Large Dimensional Statistics for AI

DESCRIPTION

Motivation and Key Objectives:
At the core of AI lies a set of elaborate non-linear, data-driven or implictly-defined machine learning methods and algorithms. The latter however largely rely on “small dimensional intuitions” and heuristics which are mostly inappropriate and behave strikingly differently in large dimensions. This “curse” of dimensionality notably explains the failure of kernel methods and the difficulty to fathom the powerful deep networks. Simultaneously, the strong pressure and demands in reliable AI tools from acamedia and companies alike induces an unprecedented need for novel mathematical tools and theoretical guarantees in machine learning algorithms.
Recent advances in large dimensional statistics, and particularly in random matrices and statistical physics, have provided important clues and striking first results on the understanding and directions of improvements for machine learning methods in large dimensions: a new approach to kernel methods is emerging, a renewed methodology for semi-supervised learning is born, and first advances in the difficult deep neural network theory have appeared. More surprisingly, by exploiting a notion of universality, statistical advances in random matrix theory are increasingly shown to be robust to real datasets and thus powerful practical performance predictors. Many of these recent findings are at the initiative of the members of the present project.

Chair Description and Program:
The LargeDATA chair is anchored on these recent breakthroughs and proposes to develop a consistent mathematical framework for the large-dimensional analysis, improvement and renewed design of basic-to-advanced data processing methods. LargeDATA is a theoretical chair, organized around (i) two methodological work packages on the development and application of random matrix theory and statistical physics to machine learning for large datasets, and (ii) a “transfer” work package that elaborates both on more realistic data models and on applications to real data (see detail below).
The long-term ambition is for the chair to hold a leading core-AI position within the MIAI institute providing world-class mathematical advances and attractivity in the automated treatment of large, numerous and dynamical data.

ACTIVITIES

WP1. Random Matrix Theory (RMT) for AI. This workpackage analyses non-linear matrix models (kernel random matrices, random graphs, random neural networks models, large random tensors) [Comon,Couillet,Tremblay] and their implications to related machine learning algorithms (LS-SVM, SSL, spectral clustering, neural nets, DPP sampling) [Amblard,Barthleme,Couillet]. It also studies the performance of implicit solutions to large dimensional optimizations for classification and regression (SVM, logistic regression, GLMM) [Chatelain,Couillet].

| MATERIAL PROVIDED |
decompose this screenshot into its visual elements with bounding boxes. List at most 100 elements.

| THINGS TO DO |
A) From the LargeDATA description, return the stretch from "Motivation and Key" through "machine learning algorithms.".
B) Translate this sentence from the LargeDATA description into Spanish: "Many of these recent findings are at the initiative of the members of the present project."
You will not need the data for any of this.

| SOLVED PROBLEMS |
A)
Motivation and Key Objectives:
At the core of AI lies a set of elaborate non-linear, data-driven or implictly-defined machine learning methods and algorithms. The latter however largely rely on “small dimensional intuitions” and heuristics which are mostly inappropriate and behave strikingly differently in large dimensions. This “curse” of dimensionality notably explains the failure of kernel methods and the difficulty to fathom the powerful deep networks. Simultaneously, the strong pressure and demands in reliable AI tools from acamedia and companies alike induces an unprecedented need for novel mathematical tools and theoretical guarantees in machine learning algorithms.

B) Muchos de estos hallazgos recientes se deben a la iniciativa de los miembros del presente proyecto.